- **STATED PROBLEM**:
What follows is a listing. Return every line of it exactly.

- **STORED DATA**:
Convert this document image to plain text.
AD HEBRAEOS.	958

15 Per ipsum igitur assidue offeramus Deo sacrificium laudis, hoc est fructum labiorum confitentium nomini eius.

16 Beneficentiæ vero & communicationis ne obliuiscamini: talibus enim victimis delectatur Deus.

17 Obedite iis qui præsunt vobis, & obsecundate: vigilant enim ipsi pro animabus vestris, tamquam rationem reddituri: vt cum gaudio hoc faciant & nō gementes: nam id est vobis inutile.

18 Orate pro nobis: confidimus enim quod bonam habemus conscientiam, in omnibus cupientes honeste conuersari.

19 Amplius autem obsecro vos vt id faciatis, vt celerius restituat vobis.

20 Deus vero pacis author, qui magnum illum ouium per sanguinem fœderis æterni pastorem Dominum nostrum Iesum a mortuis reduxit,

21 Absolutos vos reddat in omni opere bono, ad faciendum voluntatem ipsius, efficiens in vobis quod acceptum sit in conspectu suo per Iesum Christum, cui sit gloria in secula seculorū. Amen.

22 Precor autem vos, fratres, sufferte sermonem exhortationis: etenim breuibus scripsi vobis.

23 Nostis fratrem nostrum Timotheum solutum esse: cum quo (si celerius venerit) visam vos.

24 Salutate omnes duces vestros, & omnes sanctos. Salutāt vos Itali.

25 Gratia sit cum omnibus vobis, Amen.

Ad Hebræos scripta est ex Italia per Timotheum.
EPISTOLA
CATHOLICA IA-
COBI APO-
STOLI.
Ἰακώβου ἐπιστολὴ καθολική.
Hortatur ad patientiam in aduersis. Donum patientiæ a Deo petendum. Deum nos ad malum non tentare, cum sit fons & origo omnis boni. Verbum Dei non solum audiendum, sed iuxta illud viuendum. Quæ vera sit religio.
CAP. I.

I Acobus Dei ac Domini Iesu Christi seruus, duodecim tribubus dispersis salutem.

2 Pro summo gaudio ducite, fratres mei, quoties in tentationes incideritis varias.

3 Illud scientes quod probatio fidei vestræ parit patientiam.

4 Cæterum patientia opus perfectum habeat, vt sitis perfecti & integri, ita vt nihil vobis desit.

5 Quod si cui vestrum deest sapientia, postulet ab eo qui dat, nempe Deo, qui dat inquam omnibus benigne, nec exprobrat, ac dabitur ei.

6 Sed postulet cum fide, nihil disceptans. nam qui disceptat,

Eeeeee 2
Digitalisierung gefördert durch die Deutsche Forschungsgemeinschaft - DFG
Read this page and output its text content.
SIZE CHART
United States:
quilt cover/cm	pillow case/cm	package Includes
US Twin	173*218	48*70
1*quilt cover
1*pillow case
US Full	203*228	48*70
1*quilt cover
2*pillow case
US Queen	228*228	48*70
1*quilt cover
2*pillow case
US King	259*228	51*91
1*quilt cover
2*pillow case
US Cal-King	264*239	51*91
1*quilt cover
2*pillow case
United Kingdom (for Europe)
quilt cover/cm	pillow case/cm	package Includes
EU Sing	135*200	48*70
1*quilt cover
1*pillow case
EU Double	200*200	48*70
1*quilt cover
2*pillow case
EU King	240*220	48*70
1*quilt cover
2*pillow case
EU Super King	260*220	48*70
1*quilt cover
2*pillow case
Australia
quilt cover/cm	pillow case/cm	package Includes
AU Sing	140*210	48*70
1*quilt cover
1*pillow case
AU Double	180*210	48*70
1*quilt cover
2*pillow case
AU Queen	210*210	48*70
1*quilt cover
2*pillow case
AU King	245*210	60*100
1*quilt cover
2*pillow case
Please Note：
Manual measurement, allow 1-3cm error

- **RESULT**:
Convert this document image to plain text.
AD HEBRAEOS.	958

15 Per ipsum igitur assidue offeramus Deo sacrificium laudis, hoc est fructum labiorum confitentium nomini eius.

16 Beneficentiæ vero & communicationis ne obliuiscamini: talibus enim victimis delectatur Deus.

17 Obedite iis qui præsunt vobis, & obsecundate: vigilant enim ipsi pro animabus vestris, tamquam rationem reddituri: vt cum gaudio hoc faciant & nō gementes: nam id est vobis inutile.

18 Orate pro nobis: confidimus enim quod bonam habemus conscientiam, in omnibus cupientes honeste conuersari.

19 Amplius autem obsecro vos vt id faciatis, vt celerius restituat vobis.

20 Deus vero pacis author, qui magnum illum ouium per sanguinem fœderis æterni pastorem Dominum nostrum Iesum a mortuis reduxit,

21 Absolutos vos reddat in omni opere bono, ad faciendum voluntatem ipsius, efficiens in vobis quod acceptum sit in conspectu suo per Iesum Christum, cui sit gloria in secula seculorū. Amen.

22 Precor autem vos, fratres, sufferte sermonem exhortationis: etenim breuibus scripsi vobis.

23 Nostis fratrem nostrum Timotheum solutum esse: cum quo (si celerius venerit) visam vos.

24 Salutate omnes duces vestros, & omnes sanctos. Salutāt vos Itali.

25 Gratia sit cum omnibus vobis, Amen.

Ad Hebræos scripta est ex Italia per Timotheum.
EPISTOLA
CATHOLICA IA-
COBI APO-
STOLI.
Ἰακώβου ἐπιστολὴ καθολική.
Hortatur ad patientiam in aduersis. Donum patientiæ a Deo petendum. Deum nos ad malum non tentare, cum sit fons & origo omnis boni. Verbum Dei non solum audiendum, sed iuxta illud viuendum. Quæ vera sit religio.
CAP. I.

I Acobus Dei ac Domini Iesu Christi seruus, duodecim tribubus dispersis salutem.

2 Pro summo gaudio ducite, fratres mei, quoties in tentationes incideritis varias.

3 Illud scientes quod probatio fidei vestræ parit patientiam.

4 Cæterum patientia opus perfectum habeat, vt sitis perfecti & integri, ita vt nihil vobis desit.

5 Quod si cui vestrum deest sapientia, postulet ab eo qui dat, nempe Deo, qui dat inquam omnibus benigne, nec exprobrat, ac dabitur ei.

6 Sed postulet cum fide, nihil disceptans. nam qui disceptat,

Eeeeee 2
Digitalisierung gefördert durch die Deutsche Forschungsgemeinschaft - DFG
Read this page and output its text content.
SIZE CHART
United States:
quilt cover/cm	pillow case/cm	package Includes
US Twin	173*218	48*70
1*quilt cover
1*pillow case
US Full	203*228	48*70
1*quilt cover
2*pillow case
US Queen	228*228	48*70
1*quilt cover
2*pillow case
US King	259*228	51*91
1*quilt cover
2*pillow case
US Cal-King	264*239	51*91
1*quilt cover
2*pillow case
United Kingdom (for Europe)
quilt cover/cm	pillow case/cm	package Includes
EU Sing	135*200	48*70
1*quilt cover
1*pillow case
EU Double	200*200	48*70
1*quilt cover
2*pillow case
EU King	240*220	48*70
1*quilt cover
2*pillow case
EU Super King	260*220	48*70
1*quilt cover
2*pillow case
Australia
quilt cover/cm	pillow case/cm	package Includes
AU Sing	140*210	48*70
1*quilt cover
1*pillow case
AU Double	180*210	48*70
1*quilt cover
2*pillow case
AU Queen	210*210	48*70
1*quilt cover
2*pillow case
AU King	245*210	60*100
1*quilt cover
2*pillow case
Please Note：
Manual measurement, allow 1-3cm error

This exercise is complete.